» INSTRUCTIONS TO FOLLOW: Copy out the rows word for word, from the first row through the row that contains "245, 834, 293]", with both of those rows included.

(Element box annotations)

********************

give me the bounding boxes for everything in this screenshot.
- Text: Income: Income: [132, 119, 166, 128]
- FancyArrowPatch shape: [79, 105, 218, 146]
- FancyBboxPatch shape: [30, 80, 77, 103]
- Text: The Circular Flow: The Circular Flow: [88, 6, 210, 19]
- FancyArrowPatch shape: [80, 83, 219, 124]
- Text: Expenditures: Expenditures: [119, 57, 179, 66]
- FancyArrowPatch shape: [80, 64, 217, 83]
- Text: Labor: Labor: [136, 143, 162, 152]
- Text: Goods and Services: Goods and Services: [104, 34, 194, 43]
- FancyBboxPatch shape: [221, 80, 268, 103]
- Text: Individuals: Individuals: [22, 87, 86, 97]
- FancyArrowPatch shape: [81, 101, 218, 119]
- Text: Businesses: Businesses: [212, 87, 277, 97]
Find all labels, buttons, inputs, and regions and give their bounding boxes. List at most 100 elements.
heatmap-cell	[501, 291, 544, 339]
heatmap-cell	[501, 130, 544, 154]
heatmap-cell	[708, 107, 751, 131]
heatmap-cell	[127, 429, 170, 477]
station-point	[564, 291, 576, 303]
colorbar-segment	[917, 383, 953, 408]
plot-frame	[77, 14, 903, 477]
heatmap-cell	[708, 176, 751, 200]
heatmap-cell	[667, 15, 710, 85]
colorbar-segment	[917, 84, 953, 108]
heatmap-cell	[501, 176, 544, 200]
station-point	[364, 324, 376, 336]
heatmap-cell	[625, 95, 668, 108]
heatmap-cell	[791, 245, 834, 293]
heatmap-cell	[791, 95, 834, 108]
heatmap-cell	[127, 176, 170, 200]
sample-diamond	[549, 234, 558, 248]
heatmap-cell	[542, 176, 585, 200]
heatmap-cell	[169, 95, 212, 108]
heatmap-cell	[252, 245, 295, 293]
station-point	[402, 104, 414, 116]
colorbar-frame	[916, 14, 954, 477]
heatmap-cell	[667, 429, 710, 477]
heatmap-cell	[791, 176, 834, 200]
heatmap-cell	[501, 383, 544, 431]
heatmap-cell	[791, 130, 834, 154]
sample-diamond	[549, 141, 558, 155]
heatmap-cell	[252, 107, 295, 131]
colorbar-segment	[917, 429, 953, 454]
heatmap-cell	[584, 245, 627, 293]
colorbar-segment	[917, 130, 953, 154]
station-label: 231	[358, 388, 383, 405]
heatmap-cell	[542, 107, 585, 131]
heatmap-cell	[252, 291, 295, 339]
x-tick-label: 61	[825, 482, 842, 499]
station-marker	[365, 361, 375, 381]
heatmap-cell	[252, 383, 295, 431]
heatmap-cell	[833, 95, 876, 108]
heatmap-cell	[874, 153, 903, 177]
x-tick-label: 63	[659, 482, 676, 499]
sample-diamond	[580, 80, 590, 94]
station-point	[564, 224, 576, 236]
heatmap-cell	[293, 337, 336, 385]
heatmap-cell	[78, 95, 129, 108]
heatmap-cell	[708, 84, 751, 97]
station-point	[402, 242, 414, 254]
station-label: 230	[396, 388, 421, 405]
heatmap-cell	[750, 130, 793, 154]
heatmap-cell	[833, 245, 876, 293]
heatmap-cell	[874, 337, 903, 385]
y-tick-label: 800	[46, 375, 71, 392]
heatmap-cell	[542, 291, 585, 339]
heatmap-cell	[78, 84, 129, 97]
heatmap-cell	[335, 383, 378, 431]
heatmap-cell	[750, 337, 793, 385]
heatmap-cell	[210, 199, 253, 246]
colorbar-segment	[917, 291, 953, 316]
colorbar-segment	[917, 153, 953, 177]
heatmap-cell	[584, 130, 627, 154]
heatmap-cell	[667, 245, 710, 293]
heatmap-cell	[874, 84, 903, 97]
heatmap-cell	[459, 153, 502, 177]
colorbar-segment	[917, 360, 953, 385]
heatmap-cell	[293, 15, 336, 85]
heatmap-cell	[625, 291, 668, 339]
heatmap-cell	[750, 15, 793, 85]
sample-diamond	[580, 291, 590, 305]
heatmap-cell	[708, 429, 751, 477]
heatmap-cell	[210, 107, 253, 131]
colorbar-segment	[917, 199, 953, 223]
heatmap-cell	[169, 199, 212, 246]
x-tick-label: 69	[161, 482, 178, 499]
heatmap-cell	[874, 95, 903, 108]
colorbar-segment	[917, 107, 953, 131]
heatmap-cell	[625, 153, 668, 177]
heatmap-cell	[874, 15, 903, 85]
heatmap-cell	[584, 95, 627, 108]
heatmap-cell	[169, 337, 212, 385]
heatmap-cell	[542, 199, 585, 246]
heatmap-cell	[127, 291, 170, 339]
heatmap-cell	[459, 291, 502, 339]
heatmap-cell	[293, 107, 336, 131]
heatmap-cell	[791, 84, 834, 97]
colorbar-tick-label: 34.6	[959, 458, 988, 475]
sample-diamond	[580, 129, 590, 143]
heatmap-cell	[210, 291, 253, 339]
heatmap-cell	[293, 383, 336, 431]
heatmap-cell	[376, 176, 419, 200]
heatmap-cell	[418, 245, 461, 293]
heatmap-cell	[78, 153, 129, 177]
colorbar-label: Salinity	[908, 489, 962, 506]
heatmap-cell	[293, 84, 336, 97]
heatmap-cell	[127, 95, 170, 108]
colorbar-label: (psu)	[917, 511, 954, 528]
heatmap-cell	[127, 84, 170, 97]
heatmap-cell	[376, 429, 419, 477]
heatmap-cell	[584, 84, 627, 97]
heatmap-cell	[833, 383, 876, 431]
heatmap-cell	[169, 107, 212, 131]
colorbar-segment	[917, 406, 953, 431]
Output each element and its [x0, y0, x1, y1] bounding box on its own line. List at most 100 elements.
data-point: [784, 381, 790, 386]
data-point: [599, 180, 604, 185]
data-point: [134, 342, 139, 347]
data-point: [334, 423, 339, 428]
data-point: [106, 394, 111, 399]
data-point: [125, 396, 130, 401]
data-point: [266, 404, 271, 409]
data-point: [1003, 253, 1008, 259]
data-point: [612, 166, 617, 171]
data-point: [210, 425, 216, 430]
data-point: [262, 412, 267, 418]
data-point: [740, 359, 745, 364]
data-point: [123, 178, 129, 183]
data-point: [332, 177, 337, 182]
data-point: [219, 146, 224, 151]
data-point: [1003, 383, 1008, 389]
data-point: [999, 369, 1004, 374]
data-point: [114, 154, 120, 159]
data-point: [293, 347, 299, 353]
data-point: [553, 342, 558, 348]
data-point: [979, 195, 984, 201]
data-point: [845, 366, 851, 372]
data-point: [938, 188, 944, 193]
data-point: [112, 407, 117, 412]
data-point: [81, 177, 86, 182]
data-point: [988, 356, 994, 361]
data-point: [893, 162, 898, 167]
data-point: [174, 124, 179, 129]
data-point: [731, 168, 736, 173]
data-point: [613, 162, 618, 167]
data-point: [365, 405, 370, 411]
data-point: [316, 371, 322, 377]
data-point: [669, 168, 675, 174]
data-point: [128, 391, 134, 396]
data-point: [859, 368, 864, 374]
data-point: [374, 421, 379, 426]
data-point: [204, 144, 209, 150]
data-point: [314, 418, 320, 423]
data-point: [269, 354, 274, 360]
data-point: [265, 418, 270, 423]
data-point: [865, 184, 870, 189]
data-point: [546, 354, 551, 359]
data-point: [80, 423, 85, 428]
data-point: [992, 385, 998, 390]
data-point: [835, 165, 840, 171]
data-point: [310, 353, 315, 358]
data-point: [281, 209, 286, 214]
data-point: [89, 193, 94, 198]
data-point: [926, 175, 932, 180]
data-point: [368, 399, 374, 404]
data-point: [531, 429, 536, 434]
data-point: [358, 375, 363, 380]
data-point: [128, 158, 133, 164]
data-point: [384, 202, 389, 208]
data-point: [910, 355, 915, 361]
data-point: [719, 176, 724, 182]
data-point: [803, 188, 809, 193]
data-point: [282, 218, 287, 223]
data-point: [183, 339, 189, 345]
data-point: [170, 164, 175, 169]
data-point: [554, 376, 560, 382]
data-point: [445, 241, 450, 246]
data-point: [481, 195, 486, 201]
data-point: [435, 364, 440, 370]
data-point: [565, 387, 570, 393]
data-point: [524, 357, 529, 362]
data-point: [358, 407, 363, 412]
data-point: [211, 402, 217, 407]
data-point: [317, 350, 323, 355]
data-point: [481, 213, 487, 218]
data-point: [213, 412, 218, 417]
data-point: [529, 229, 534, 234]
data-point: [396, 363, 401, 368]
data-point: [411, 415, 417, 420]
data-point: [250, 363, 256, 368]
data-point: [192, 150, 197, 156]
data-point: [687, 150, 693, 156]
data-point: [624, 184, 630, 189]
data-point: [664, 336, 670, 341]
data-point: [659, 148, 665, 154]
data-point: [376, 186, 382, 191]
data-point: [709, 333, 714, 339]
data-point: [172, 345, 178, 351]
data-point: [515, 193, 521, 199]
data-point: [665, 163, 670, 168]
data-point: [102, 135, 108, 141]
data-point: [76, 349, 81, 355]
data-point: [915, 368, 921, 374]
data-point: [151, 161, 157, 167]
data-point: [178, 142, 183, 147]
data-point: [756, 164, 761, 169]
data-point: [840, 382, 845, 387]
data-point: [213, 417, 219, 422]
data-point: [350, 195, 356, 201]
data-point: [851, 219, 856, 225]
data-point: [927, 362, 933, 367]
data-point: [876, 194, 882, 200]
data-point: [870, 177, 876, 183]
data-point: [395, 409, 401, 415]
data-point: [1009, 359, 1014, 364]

********************

» RESULT OF THE EXERCISE:
give me the bounding boxes for everything in this screenshot.
- Text: Income: Income: [132, 119, 166, 128]
- FancyArrowPatch shape: [79, 105, 218, 146]
- FancyBboxPatch shape: [30, 80, 77, 103]
- Text: The Circular Flow: The Circular Flow: [88, 6, 210, 19]
- FancyArrowPatch shape: [80, 83, 219, 124]
- Text: Expenditures: Expenditures: [119, 57, 179, 66]
- FancyArrowPatch shape: [80, 64, 217, 83]
- Text: Labor: Labor: [136, 143, 162, 152]
- Text: Goods and Services: Goods and Services: [104, 34, 194, 43]
- FancyBboxPatch shape: [221, 80, 268, 103]
- Text: Individuals: Individuals: [22, 87, 86, 97]
- FancyArrowPatch shape: [81, 101, 218, 119]
- Text: Businesses: Businesses: [212, 87, 277, 97]
Find all labels, buttons, inputs, and regions and give their bounding boxes. List at most 100 elements.
heatmap-cell	[501, 291, 544, 339]
heatmap-cell	[501, 130, 544, 154]
heatmap-cell	[708, 107, 751, 131]
heatmap-cell	[127, 429, 170, 477]
station-point	[564, 291, 576, 303]
colorbar-segment	[917, 383, 953, 408]
plot-frame	[77, 14, 903, 477]
heatmap-cell	[708, 176, 751, 200]
heatmap-cell	[667, 15, 710, 85]
colorbar-segment	[917, 84, 953, 108]
heatmap-cell	[501, 176, 544, 200]
station-point	[364, 324, 376, 336]
heatmap-cell	[625, 95, 668, 108]
heatmap-cell	[791, 245, 834, 293]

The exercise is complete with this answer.